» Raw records
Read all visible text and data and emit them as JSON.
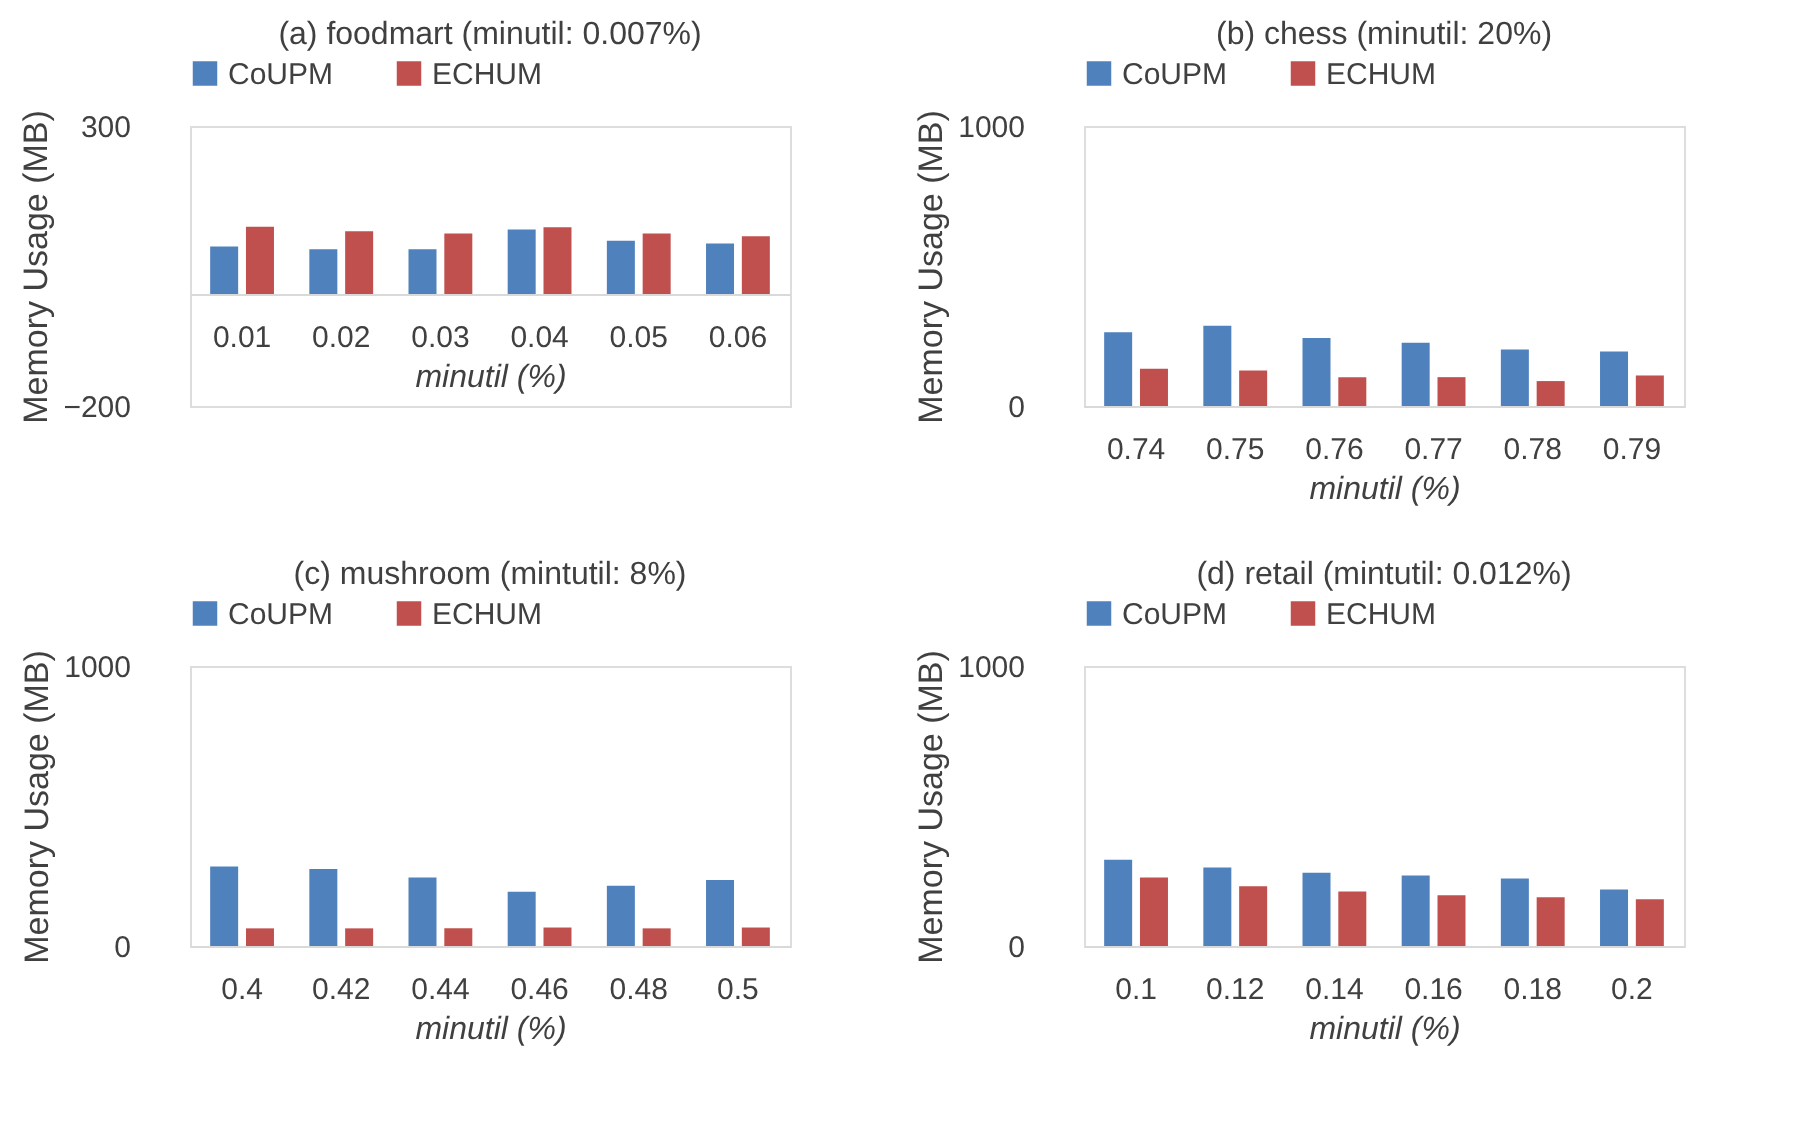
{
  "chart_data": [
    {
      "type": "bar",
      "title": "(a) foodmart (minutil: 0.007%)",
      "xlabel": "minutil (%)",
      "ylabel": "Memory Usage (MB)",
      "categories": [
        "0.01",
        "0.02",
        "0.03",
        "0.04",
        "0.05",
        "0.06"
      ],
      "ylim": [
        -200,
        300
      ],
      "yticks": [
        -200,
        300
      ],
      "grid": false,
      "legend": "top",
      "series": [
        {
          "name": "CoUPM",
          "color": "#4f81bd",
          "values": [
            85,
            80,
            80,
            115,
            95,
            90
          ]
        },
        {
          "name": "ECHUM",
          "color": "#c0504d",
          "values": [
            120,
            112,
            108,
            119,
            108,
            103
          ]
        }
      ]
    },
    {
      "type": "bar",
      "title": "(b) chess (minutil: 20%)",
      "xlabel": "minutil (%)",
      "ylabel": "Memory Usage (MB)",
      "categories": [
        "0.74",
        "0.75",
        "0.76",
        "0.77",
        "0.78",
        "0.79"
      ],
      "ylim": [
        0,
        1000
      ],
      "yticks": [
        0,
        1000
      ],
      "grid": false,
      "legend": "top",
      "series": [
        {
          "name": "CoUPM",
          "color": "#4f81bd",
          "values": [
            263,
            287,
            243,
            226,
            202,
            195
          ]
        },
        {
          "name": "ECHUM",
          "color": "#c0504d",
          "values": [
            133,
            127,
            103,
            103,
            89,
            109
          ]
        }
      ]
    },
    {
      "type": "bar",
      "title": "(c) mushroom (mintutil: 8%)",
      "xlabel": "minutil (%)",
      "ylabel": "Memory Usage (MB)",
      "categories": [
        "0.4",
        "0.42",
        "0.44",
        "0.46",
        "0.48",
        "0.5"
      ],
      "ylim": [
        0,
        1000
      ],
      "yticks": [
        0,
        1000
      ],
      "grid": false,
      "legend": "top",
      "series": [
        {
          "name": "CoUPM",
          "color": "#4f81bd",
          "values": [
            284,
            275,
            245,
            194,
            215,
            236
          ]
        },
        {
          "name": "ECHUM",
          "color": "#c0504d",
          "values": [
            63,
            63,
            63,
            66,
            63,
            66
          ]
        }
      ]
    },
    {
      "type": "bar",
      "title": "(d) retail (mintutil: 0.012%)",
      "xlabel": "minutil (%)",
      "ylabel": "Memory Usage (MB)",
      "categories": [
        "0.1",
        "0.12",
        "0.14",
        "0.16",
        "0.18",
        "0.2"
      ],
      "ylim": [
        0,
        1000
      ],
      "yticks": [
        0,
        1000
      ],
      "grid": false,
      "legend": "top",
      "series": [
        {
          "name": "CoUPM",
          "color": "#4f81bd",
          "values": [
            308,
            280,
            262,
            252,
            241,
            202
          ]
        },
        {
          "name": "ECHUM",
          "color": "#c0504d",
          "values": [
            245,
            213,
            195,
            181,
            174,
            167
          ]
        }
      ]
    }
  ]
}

--

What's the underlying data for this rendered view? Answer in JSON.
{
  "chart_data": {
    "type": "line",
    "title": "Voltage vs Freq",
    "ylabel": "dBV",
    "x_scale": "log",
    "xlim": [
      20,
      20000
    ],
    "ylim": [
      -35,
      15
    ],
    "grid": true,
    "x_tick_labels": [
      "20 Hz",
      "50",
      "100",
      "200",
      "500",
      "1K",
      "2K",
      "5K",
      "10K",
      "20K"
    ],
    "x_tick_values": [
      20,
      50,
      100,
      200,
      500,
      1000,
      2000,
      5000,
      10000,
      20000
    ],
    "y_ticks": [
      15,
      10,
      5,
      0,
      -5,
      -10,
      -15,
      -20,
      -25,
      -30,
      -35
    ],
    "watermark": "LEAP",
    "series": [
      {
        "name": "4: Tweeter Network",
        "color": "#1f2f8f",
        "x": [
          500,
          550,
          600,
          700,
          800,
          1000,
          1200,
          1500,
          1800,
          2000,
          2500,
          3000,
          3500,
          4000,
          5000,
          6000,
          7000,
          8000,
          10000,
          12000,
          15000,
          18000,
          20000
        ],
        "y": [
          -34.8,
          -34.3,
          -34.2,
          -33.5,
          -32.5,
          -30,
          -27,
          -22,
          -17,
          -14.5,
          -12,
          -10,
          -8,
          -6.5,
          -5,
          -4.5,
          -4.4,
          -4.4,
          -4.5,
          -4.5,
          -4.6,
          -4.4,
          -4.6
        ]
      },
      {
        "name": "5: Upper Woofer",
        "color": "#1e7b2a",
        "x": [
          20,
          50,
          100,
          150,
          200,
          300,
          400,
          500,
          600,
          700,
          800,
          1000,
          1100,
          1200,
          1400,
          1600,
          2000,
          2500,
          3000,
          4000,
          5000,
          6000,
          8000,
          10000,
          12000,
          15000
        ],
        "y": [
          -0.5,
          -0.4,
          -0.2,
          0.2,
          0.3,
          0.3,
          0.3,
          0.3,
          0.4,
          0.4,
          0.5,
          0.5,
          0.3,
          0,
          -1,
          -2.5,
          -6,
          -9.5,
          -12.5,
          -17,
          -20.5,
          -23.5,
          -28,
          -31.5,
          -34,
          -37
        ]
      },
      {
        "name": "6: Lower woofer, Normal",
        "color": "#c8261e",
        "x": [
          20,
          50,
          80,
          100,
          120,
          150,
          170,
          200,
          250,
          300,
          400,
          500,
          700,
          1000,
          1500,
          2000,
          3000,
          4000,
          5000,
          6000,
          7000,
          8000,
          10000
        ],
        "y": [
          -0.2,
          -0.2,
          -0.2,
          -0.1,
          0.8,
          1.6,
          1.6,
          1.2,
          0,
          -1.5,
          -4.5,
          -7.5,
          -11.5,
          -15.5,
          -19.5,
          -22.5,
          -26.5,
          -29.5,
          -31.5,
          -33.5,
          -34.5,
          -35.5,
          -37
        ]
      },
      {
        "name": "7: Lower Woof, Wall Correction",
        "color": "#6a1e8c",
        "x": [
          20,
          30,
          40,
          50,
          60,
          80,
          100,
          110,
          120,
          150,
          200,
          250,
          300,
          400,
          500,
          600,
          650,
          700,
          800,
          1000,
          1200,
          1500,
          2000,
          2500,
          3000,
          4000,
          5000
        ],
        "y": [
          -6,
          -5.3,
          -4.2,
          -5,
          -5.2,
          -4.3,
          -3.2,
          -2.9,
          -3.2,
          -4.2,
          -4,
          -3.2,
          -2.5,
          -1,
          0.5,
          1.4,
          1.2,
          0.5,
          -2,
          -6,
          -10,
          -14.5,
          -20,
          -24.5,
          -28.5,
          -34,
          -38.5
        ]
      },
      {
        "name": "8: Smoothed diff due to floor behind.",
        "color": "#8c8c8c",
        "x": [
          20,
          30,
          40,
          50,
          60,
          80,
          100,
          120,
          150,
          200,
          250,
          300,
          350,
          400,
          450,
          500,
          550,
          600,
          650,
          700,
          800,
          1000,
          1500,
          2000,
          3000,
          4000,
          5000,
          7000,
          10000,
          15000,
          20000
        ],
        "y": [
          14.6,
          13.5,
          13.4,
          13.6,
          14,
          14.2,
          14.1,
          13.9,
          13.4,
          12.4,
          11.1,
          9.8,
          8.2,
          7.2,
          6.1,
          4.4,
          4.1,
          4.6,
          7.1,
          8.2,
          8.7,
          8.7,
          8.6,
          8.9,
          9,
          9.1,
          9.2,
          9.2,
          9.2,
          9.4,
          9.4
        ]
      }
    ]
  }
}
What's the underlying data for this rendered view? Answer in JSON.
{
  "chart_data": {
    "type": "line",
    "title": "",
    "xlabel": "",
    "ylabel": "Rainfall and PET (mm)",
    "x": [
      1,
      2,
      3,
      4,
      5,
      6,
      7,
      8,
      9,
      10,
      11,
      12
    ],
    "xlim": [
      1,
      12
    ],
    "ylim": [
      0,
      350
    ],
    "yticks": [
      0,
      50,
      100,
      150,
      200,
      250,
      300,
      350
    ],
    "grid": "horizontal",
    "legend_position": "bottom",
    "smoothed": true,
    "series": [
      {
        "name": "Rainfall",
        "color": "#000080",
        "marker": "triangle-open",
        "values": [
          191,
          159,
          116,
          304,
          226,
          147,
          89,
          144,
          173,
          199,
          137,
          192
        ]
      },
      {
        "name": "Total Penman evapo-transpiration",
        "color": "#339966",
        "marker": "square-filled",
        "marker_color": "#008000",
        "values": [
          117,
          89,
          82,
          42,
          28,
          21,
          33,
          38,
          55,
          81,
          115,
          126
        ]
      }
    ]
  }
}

---

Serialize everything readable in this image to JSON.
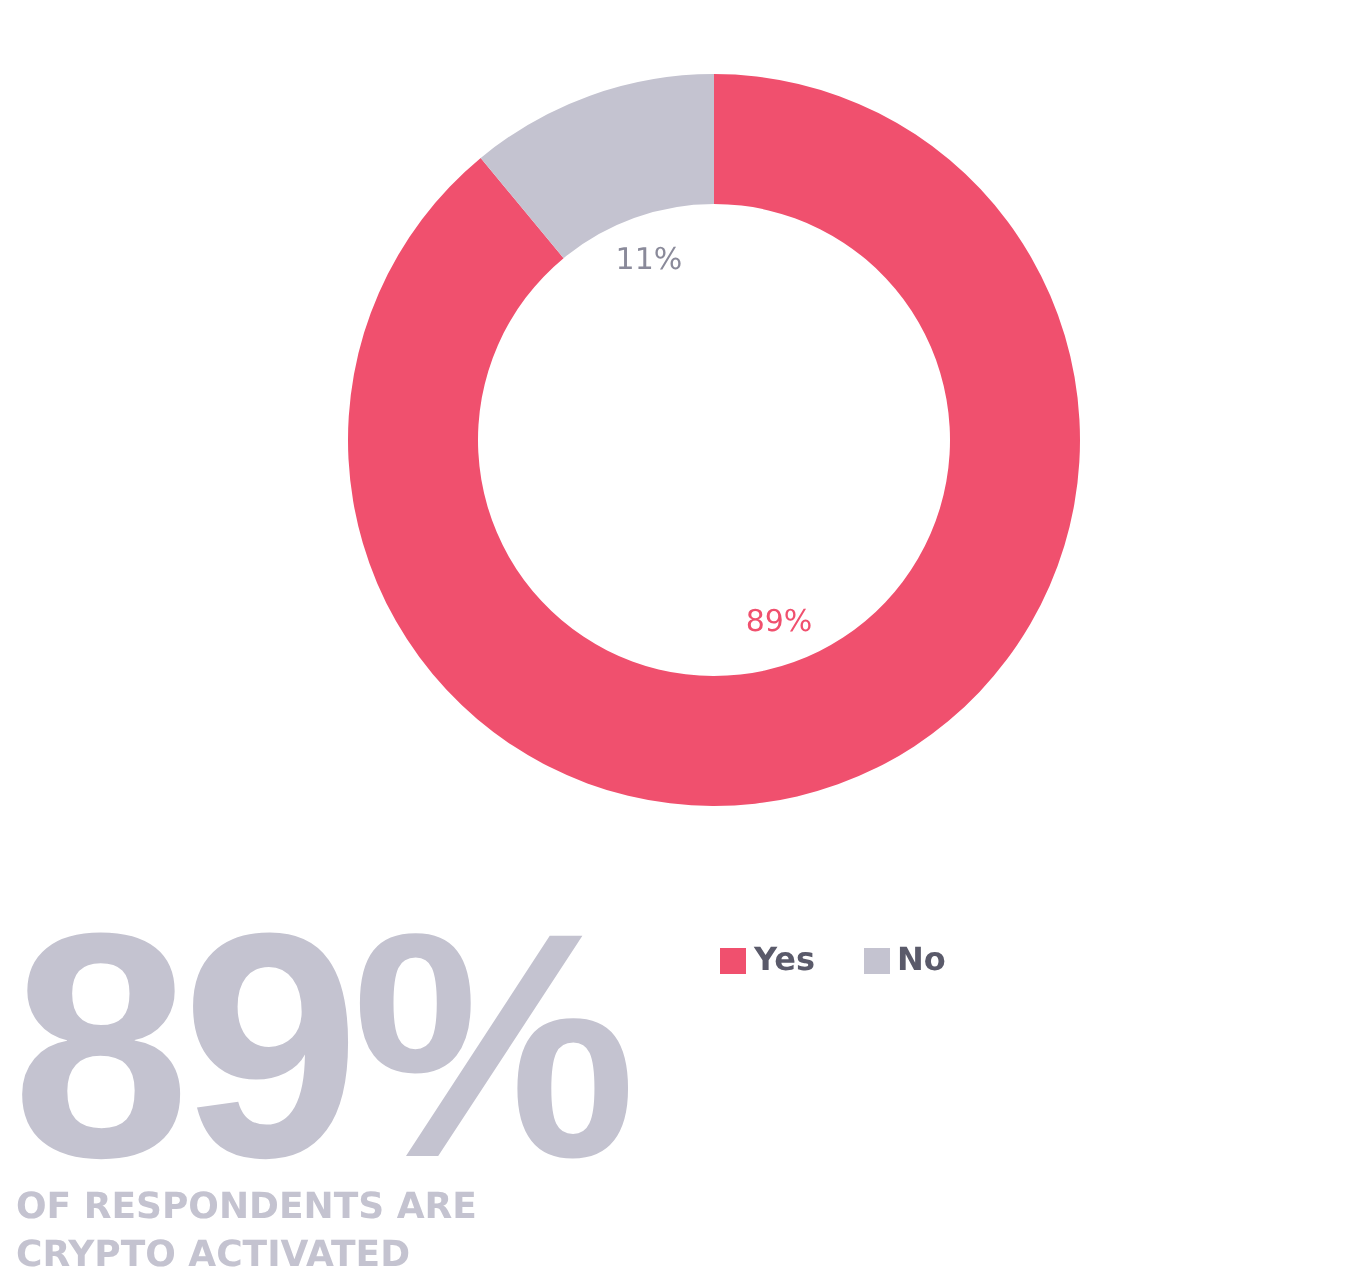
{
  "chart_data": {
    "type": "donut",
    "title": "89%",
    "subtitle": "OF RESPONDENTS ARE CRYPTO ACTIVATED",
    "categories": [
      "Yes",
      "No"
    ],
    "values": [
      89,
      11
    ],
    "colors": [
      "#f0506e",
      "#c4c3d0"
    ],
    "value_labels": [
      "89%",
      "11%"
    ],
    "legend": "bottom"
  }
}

» Task description
Identify each line in the entries with the word "bottom" and copy it.

» Expected answer
    "legend_position": "bottom",
    "legend": "bottom"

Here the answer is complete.